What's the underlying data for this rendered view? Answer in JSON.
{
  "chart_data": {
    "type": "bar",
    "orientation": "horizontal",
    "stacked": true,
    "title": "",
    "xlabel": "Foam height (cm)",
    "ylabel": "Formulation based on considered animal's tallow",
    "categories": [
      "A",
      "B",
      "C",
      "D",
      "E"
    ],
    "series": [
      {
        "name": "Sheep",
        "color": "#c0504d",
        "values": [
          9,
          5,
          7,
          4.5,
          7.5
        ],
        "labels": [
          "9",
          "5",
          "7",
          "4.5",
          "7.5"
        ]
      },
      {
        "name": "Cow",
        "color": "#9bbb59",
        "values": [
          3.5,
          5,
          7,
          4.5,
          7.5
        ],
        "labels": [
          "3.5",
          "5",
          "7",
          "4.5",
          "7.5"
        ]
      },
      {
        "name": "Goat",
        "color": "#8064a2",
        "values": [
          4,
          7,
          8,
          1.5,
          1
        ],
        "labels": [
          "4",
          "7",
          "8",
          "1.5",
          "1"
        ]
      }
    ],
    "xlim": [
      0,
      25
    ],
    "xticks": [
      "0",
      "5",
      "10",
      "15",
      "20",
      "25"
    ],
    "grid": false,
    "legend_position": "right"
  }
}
○ ○ ○ ○ ○
GOAL: Repeat the data verbatim.

ANSWER:
What's the underlying data for this rendered view? Answer in JSON.
{
  "chart_data": {
    "type": "bar",
    "orientation": "horizontal",
    "stacked": true,
    "title": "",
    "xlabel": "Foam height (cm)",
    "ylabel": "Formulation based on considered animal's tallow",
    "categories": [
      "A",
      "B",
      "C",
      "D",
      "E"
    ],
    "series": [
      {
        "name": "Sheep",
        "color": "#c0504d",
        "values": [
          9,
          5,
          7,
          4.5,
          7.5
        ],
        "labels": [
          "9",
          "5",
          "7",
          "4.5",
          "7.5"
        ]
      },
      {
        "name": "Cow",
        "color": "#9bbb59",
        "values": [
          3.5,
          5,
          7,
          4.5,
          7.5
        ],
        "labels": [
          "3.5",
          "5",
          "7",
          "4.5",
          "7.5"
        ]
      },
      {
        "name": "Goat",
        "color": "#8064a2",
        "values": [
          4,
          7,
          8,
          1.5,
          1
        ],
        "labels": [
          "4",
          "7",
          "8",
          "1.5",
          "1"
        ]
      }
    ],
    "xlim": [
      0,
      25
    ],
    "xticks": [
      "0",
      "5",
      "10",
      "15",
      "20",
      "25"
    ],
    "grid": false,
    "legend_position": "right"
  }
}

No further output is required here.